What is needed:
Please list all lines of the material below in which the string "ACCEPT" occurs.

* BEGIN The data *

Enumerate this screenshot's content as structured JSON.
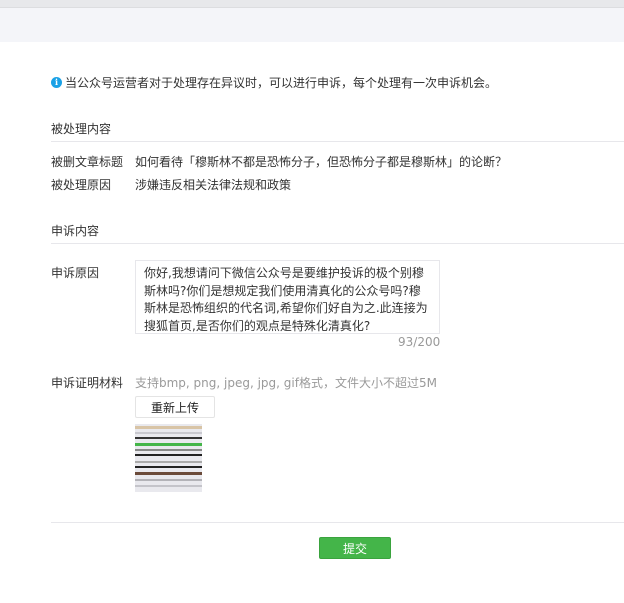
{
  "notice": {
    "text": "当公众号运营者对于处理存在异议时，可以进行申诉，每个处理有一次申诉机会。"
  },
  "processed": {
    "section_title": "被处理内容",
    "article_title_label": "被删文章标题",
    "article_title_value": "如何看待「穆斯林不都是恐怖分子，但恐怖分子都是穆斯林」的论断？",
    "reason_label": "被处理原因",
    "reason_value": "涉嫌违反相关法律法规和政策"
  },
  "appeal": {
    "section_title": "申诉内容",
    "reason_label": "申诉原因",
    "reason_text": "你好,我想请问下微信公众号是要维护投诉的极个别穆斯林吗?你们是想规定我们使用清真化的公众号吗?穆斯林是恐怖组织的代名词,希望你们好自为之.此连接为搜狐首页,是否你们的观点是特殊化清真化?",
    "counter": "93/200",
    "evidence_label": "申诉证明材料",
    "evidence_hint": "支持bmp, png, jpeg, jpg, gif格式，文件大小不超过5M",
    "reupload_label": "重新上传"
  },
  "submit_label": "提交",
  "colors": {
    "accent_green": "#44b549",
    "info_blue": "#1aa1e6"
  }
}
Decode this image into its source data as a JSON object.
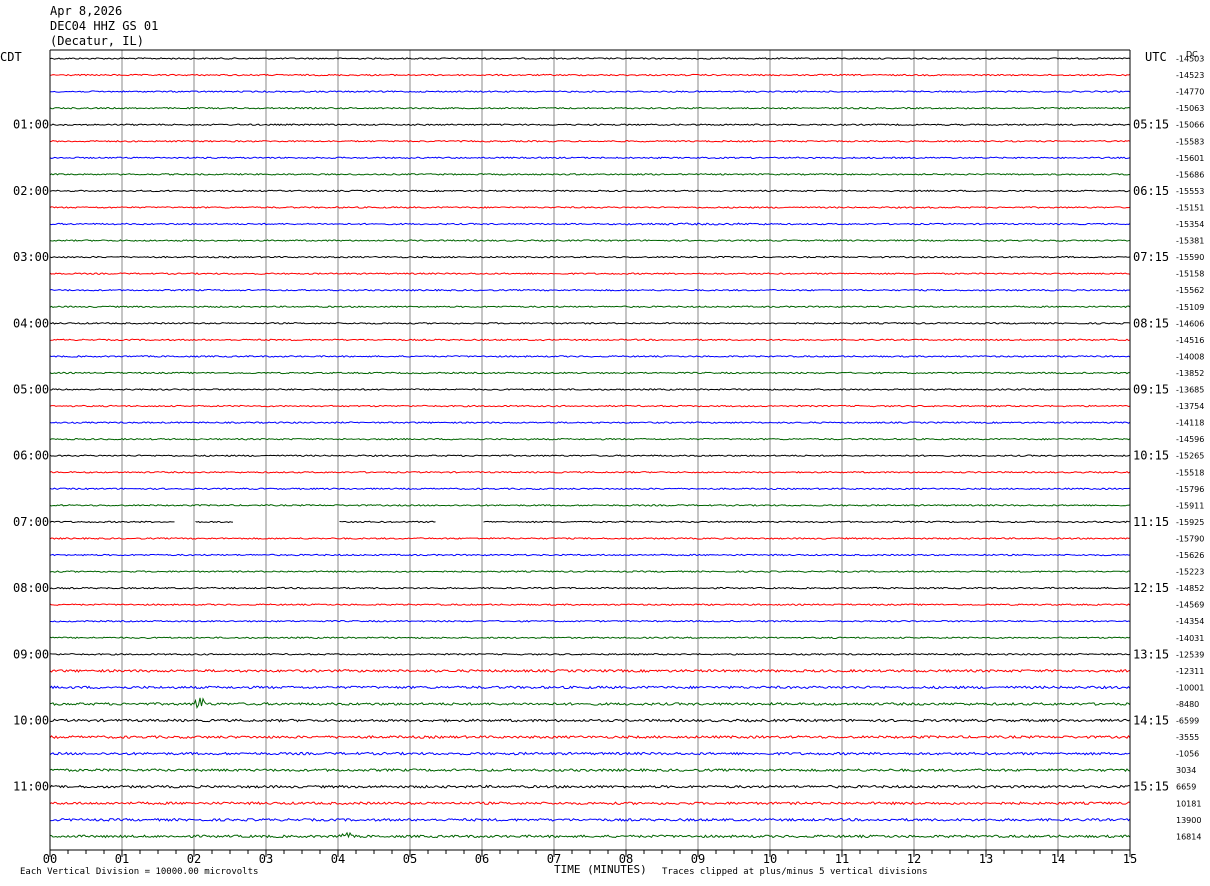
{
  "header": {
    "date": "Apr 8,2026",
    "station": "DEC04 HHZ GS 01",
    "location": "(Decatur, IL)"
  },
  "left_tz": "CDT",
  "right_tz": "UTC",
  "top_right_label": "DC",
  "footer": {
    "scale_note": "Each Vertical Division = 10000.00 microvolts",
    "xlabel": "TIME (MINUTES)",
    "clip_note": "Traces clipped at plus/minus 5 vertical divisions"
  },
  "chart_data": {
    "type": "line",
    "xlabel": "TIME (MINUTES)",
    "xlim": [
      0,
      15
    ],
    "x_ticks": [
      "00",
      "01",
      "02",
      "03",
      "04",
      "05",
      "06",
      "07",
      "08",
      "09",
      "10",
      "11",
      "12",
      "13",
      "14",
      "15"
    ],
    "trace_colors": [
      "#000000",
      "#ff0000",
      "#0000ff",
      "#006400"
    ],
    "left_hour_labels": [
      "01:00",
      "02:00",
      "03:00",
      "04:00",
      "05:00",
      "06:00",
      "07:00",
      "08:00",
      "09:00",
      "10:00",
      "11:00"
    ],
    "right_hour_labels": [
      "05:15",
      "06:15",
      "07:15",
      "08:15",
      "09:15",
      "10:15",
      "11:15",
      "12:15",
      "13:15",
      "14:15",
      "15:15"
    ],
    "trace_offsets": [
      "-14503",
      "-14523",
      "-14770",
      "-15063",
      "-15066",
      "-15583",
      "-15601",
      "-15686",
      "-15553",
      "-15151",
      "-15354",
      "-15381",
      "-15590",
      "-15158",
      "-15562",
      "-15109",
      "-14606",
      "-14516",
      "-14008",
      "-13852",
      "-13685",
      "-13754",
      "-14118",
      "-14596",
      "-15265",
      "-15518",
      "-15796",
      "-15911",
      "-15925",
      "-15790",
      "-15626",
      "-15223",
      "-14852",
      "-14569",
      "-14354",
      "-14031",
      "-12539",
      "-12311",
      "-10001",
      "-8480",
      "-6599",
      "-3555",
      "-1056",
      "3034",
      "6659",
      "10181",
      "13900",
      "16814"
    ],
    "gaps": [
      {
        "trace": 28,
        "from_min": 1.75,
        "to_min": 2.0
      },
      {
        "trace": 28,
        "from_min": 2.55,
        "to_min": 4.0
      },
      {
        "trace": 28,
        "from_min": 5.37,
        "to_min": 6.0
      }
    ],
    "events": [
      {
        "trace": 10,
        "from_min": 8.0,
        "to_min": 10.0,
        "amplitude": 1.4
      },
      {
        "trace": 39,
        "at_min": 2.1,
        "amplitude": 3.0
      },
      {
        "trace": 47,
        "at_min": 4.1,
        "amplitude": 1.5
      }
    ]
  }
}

* END The data *
* BEGIN The data *

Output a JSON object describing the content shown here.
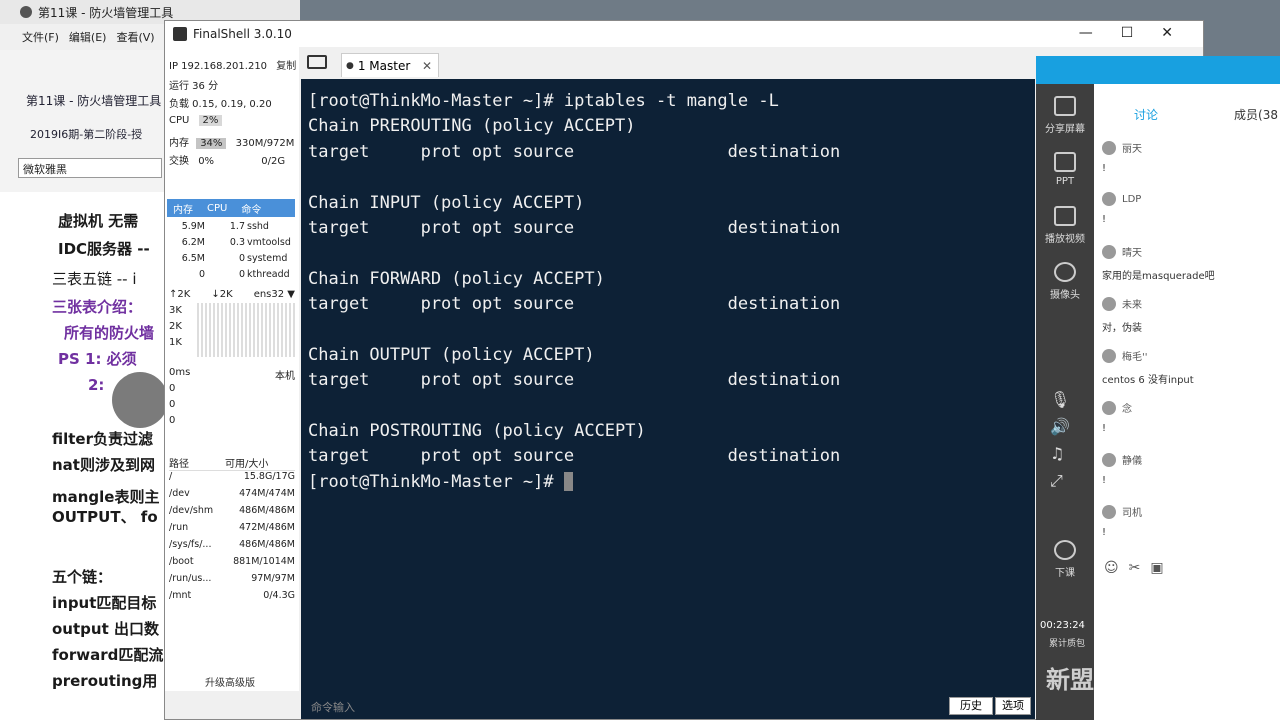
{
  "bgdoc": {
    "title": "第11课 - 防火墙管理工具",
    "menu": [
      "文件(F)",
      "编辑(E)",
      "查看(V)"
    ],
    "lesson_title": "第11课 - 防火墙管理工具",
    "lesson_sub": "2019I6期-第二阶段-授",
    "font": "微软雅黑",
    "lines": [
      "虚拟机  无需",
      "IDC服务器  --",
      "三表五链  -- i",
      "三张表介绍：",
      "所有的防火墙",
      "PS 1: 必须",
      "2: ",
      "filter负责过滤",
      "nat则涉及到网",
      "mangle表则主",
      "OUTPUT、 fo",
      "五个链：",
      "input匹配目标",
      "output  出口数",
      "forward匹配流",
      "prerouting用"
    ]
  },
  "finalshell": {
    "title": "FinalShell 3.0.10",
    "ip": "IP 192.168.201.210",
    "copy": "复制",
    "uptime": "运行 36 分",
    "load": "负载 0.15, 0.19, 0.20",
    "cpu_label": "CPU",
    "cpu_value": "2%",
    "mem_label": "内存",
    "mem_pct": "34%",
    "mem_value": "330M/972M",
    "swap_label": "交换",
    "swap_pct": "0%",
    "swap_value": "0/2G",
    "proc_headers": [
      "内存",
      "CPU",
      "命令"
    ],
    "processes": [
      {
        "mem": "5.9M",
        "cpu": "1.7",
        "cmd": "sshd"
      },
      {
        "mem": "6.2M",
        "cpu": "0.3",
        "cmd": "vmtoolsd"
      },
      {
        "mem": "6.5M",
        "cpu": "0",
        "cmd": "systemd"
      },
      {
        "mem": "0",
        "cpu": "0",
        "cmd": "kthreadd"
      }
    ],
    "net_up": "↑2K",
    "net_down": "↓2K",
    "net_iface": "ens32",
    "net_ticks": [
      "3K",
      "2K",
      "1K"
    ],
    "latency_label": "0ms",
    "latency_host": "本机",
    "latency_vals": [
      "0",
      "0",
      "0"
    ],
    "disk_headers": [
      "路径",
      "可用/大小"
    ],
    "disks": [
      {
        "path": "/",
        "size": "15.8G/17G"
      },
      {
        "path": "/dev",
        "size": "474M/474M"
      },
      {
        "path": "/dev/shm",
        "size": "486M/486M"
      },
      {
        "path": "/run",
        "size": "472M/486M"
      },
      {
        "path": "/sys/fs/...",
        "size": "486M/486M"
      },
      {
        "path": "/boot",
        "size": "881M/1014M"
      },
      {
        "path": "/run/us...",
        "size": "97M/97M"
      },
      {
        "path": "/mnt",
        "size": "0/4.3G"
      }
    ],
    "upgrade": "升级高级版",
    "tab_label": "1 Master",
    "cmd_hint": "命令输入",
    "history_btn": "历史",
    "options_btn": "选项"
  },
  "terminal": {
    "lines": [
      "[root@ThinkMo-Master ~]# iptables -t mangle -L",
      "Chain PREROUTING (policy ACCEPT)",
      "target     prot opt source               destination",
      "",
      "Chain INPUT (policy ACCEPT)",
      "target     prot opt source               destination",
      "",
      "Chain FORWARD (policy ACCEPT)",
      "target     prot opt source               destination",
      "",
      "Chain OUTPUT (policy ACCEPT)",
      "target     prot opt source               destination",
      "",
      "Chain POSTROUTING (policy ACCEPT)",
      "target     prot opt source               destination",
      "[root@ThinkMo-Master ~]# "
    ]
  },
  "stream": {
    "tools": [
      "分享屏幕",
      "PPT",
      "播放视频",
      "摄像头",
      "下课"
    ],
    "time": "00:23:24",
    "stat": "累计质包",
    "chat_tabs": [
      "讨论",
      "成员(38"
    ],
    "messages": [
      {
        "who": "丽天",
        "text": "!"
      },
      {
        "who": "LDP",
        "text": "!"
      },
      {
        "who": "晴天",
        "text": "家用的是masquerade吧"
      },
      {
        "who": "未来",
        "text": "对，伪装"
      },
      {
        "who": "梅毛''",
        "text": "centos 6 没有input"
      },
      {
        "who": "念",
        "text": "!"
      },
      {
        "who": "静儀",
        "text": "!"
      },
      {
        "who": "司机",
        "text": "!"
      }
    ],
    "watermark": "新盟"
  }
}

* END The data *

Correct result:
      "Chain PREROUTING (policy ACCEPT)",
      "Chain INPUT (policy ACCEPT)",
      "Chain FORWARD (policy ACCEPT)",
      "Chain OUTPUT (policy ACCEPT)",
      "Chain POSTROUTING (policy ACCEPT)",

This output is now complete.